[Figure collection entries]
§ §

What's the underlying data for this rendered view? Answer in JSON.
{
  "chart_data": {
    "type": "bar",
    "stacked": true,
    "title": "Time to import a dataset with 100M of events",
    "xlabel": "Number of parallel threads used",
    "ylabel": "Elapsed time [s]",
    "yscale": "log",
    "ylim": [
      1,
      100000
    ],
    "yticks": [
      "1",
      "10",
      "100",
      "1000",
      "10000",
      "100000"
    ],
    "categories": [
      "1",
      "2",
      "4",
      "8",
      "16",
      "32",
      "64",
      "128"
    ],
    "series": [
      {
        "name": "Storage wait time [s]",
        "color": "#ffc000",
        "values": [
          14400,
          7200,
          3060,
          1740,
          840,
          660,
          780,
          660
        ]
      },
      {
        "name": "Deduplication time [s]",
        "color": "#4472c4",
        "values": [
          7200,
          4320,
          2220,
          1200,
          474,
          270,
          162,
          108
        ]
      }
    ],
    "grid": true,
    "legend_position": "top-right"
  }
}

§ §

PROMPT: Repeat the material from above exactly, word for word.

SOLUTION FOR THIS PROBLEM:
What's the underlying data for this rendered view? Answer in JSON.
{
  "chart_data": {
    "type": "bar",
    "stacked": true,
    "title": "Time to import a dataset with 100M of events",
    "xlabel": "Number of parallel threads used",
    "ylabel": "Elapsed time [s]",
    "yscale": "log",
    "ylim": [
      1,
      100000
    ],
    "yticks": [
      "1",
      "10",
      "100",
      "1000",
      "10000",
      "100000"
    ],
    "categories": [
      "1",
      "2",
      "4",
      "8",
      "16",
      "32",
      "64",
      "128"
    ],
    "series": [
      {
        "name": "Storage wait time [s]",
        "color": "#ffc000",
        "values": [
          14400,
          7200,
          3060,
          1740,
          840,
          660,
          780,
          660
        ]
      },
      {
        "name": "Deduplication time [s]",
        "color": "#4472c4",
        "values": [
          7200,
          4320,
          2220,
          1200,
          474,
          270,
          162,
          108
        ]
      }
    ],
    "grid": true,
    "legend_position": "top-right"
  }
}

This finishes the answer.